WORK TO BE COMPLETED: Output all of the entries below precisely as written.

RECORDS SUPPLIED:
◆ ◆ ◆ ◆
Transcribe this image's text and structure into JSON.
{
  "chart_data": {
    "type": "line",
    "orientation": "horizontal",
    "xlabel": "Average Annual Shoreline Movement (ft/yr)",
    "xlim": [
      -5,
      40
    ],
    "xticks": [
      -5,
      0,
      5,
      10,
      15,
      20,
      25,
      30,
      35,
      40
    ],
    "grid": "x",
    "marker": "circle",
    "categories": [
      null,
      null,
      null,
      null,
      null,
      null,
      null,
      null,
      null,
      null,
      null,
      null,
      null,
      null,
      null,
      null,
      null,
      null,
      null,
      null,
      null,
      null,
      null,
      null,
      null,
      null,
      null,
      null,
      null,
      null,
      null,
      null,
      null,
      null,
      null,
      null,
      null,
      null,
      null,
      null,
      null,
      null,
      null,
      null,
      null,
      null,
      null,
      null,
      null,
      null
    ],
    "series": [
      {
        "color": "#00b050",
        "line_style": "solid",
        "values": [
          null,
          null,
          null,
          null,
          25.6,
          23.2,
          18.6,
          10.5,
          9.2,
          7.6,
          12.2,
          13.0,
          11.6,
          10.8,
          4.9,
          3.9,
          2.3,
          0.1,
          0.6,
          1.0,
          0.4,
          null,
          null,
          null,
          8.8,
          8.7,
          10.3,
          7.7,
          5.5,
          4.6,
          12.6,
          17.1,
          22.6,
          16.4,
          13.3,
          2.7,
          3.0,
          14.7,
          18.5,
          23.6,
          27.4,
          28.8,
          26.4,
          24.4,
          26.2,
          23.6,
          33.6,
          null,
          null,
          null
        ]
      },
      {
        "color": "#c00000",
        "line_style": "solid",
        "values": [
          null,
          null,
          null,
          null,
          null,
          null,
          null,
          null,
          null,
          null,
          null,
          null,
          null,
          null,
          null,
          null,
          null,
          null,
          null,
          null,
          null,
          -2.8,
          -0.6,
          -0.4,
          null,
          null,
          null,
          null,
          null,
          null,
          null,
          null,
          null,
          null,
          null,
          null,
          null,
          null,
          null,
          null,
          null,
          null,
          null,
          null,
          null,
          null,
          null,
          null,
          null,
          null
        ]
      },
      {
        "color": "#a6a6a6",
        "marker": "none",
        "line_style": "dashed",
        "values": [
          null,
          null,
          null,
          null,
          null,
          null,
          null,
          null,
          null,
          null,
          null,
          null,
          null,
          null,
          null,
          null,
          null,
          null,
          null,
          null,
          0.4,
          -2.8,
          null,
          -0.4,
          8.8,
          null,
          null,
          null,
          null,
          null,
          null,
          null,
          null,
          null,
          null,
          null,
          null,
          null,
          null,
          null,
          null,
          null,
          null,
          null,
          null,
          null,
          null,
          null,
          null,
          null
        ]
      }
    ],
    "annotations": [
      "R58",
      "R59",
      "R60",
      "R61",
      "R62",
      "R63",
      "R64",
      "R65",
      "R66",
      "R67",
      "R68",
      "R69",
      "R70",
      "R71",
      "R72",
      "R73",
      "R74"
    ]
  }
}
◆ ◆ ◆ ◆
RESULT OF THIS TASK:
Transcribe this image's text and structure into JSON.
{
  "chart_data": {
    "type": "line",
    "orientation": "horizontal",
    "xlabel": "Average Annual Shoreline Movement (ft/yr)",
    "xlim": [
      -5,
      40
    ],
    "xticks": [
      -5,
      0,
      5,
      10,
      15,
      20,
      25,
      30,
      35,
      40
    ],
    "grid": "x",
    "marker": "circle",
    "categories": [
      null,
      null,
      null,
      null,
      null,
      null,
      null,
      null,
      null,
      null,
      null,
      null,
      null,
      null,
      null,
      null,
      null,
      null,
      null,
      null,
      null,
      null,
      null,
      null,
      null,
      null,
      null,
      null,
      null,
      null,
      null,
      null,
      null,
      null,
      null,
      null,
      null,
      null,
      null,
      null,
      null,
      null,
      null,
      null,
      null,
      null,
      null,
      null,
      null,
      null
    ],
    "series": [
      {
        "color": "#00b050",
        "line_style": "solid",
        "values": [
          null,
          null,
          null,
          null,
          25.6,
          23.2,
          18.6,
          10.5,
          9.2,
          7.6,
          12.2,
          13.0,
          11.6,
          10.8,
          4.9,
          3.9,
          2.3,
          0.1,
          0.6,
          1.0,
          0.4,
          null,
          null,
          null,
          8.8,
          8.7,
          10.3,
          7.7,
          5.5,
          4.6,
          12.6,
          17.1,
          22.6,
          16.4,
          13.3,
          2.7,
          3.0,
          14.7,
          18.5,
          23.6,
          27.4,
          28.8,
          26.4,
          24.4,
          26.2,
          23.6,
          33.6,
          null,
          null,
          null
        ]
      },
      {
        "color": "#c00000",
        "line_style": "solid",
        "values": [
          null,
          null,
          null,
          null,
          null,
          null,
          null,
          null,
          null,
          null,
          null,
          null,
          null,
          null,
          null,
          null,
          null,
          null,
          null,
          null,
          null,
          -2.8,
          -0.6,
          -0.4,
          null,
          null,
          null,
          null,
          null,
          null,
          null,
          null,
          null,
          null,
          null,
          null,
          null,
          null,
          null,
          null,
          null,
          null,
          null,
          null,
          null,
          null,
          null,
          null,
          null,
          null
        ]
      },
      {
        "color": "#a6a6a6",
        "marker": "none",
        "line_style": "dashed",
        "values": [
          null,
          null,
          null,
          null,
          null,
          null,
          null,
          null,
          null,
          null,
          null,
          null,
          null,
          null,
          null,
          null,
          null,
          null,
          null,
          null,
          0.4,
          -2.8,
          null,
          -0.4,
          8.8,
          null,
          null,
          null,
          null,
          null,
          null,
          null,
          null,
          null,
          null,
          null,
          null,
          null,
          null,
          null,
          null,
          null,
          null,
          null,
          null,
          null,
          null,
          null,
          null,
          null
        ]
      }
    ],
    "annotations": [
      "R58",
      "R59",
      "R60",
      "R61",
      "R62",
      "R63",
      "R64",
      "R65",
      "R66",
      "R67",
      "R68",
      "R69",
      "R70",
      "R71",
      "R72",
      "R73",
      "R74"
    ]
  }
}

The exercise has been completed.